> _To be done_:
Tally all lines containing the word "ΑΧΙΛΛΟΠΟΥΛΕΙΟ". Give the number alone.

Extracted data entries:
------------

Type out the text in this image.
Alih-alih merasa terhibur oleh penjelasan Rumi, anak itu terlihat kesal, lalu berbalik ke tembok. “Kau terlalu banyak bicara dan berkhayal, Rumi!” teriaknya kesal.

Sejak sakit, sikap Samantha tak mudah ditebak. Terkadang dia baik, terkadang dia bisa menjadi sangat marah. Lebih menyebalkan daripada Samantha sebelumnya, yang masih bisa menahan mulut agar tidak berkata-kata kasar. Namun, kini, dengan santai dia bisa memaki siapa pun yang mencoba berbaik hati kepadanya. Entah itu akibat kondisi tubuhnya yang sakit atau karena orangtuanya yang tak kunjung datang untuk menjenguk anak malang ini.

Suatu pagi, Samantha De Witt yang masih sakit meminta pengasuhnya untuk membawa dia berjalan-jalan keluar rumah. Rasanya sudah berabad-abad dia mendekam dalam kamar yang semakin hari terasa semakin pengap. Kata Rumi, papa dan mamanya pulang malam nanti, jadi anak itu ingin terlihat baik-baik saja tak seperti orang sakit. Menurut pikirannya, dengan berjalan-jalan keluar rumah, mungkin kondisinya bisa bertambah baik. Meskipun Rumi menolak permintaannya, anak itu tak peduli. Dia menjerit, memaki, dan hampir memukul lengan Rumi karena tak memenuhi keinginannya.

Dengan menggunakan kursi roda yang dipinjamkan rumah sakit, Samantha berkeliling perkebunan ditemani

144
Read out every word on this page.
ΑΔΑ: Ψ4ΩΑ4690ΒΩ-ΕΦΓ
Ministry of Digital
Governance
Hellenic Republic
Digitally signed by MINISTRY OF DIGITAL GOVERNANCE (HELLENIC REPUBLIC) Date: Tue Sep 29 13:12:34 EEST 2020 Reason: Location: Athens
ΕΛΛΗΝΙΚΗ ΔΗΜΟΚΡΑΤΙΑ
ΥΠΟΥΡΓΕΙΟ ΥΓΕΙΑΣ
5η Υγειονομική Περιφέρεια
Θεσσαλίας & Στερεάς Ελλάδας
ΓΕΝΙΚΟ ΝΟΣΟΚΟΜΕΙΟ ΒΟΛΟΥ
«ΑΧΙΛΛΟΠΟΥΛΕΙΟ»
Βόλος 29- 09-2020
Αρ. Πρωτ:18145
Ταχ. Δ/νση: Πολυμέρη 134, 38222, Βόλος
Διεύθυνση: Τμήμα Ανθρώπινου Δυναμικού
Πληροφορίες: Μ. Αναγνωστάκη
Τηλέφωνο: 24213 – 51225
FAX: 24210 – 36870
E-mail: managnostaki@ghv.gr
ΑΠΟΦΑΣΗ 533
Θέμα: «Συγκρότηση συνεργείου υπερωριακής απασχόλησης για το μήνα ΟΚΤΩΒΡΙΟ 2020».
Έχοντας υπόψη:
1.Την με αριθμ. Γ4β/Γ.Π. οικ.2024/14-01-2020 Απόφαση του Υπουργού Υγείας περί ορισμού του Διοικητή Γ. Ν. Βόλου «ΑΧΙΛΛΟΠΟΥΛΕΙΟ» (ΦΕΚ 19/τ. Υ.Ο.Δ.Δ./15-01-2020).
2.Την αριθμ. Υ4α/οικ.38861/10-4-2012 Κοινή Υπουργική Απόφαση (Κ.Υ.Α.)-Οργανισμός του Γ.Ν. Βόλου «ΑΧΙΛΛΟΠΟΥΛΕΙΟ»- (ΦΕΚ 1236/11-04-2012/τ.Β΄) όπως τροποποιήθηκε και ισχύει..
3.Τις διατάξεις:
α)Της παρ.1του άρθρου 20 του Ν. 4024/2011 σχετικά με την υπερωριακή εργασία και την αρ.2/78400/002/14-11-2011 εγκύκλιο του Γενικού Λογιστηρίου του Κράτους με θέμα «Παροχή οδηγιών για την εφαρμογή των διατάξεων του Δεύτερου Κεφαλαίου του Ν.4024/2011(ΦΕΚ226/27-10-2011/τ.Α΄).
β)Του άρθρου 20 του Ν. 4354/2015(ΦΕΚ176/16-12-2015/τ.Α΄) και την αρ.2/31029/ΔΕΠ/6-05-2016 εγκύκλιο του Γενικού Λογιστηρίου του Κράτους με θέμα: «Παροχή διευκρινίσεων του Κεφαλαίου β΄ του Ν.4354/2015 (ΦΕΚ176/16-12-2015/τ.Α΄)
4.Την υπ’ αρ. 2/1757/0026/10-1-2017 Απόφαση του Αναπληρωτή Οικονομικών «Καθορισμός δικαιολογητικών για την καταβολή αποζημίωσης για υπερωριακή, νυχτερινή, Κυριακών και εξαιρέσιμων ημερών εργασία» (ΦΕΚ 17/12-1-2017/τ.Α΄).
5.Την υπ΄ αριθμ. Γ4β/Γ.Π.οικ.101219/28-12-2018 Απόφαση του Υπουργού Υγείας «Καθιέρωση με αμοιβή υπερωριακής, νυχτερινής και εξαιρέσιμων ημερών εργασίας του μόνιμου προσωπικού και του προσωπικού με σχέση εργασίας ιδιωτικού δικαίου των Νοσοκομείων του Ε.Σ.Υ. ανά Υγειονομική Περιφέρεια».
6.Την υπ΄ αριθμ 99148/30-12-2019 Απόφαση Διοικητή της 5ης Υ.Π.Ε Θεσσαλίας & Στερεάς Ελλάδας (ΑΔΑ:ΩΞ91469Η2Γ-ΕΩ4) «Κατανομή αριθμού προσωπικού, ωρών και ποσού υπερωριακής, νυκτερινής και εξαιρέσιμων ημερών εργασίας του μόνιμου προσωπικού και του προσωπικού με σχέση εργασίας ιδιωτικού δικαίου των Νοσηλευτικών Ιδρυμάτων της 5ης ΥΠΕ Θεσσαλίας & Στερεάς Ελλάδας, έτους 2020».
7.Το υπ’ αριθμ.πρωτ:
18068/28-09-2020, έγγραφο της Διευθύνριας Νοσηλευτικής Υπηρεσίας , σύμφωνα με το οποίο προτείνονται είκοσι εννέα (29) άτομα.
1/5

------------

> _Solution_:
3